WHAT NEEDS TO BE DONE
Find and copy lines holding "title".

Figure record listings
--------
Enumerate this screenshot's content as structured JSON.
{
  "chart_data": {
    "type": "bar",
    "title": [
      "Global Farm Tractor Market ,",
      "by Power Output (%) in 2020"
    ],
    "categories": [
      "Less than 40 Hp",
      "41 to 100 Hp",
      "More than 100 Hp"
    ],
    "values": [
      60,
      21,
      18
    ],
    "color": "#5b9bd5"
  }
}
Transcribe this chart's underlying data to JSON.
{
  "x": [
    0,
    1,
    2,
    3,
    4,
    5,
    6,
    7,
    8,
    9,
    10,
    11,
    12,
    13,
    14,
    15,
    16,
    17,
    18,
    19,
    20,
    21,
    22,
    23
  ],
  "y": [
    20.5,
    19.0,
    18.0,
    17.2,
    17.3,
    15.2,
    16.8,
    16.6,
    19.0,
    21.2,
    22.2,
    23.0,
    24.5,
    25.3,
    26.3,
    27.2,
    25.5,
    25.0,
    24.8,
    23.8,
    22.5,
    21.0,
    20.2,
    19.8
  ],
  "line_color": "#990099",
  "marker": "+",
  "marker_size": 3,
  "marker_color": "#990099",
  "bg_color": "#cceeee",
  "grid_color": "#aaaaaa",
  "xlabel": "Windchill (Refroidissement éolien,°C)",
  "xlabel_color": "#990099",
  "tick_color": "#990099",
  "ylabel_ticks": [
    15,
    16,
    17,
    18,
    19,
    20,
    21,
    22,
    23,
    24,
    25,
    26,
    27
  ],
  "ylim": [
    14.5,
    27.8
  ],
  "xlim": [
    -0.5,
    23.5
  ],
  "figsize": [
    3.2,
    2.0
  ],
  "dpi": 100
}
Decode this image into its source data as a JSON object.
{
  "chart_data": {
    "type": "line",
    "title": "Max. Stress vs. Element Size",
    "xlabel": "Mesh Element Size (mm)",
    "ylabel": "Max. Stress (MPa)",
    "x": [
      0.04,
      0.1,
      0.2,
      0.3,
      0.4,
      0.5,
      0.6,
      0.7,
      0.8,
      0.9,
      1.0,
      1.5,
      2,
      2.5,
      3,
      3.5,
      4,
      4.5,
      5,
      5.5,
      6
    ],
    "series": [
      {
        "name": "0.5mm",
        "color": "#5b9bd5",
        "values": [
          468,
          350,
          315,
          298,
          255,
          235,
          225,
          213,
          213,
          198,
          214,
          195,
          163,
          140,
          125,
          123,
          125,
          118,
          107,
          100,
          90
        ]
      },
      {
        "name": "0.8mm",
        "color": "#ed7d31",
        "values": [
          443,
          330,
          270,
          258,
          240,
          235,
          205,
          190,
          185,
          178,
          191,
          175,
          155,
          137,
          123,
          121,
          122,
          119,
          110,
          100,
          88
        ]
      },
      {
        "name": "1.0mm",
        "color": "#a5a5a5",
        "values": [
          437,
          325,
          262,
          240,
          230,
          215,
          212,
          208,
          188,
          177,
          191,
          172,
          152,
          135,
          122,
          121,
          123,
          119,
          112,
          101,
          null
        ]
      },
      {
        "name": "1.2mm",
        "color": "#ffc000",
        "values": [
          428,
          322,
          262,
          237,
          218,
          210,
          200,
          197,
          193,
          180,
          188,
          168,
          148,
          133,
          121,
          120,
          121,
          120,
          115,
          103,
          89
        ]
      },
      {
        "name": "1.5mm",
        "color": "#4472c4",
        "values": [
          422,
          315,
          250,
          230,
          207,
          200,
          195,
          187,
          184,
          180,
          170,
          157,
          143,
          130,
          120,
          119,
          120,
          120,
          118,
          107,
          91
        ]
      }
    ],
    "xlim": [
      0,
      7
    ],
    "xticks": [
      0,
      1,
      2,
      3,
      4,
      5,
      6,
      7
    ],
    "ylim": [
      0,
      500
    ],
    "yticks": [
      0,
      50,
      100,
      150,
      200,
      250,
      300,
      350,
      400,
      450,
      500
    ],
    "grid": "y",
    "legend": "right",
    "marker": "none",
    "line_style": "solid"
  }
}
--------
ANSWER BELOW
    "title": [
    "title": "Max. Stress vs. Element Size",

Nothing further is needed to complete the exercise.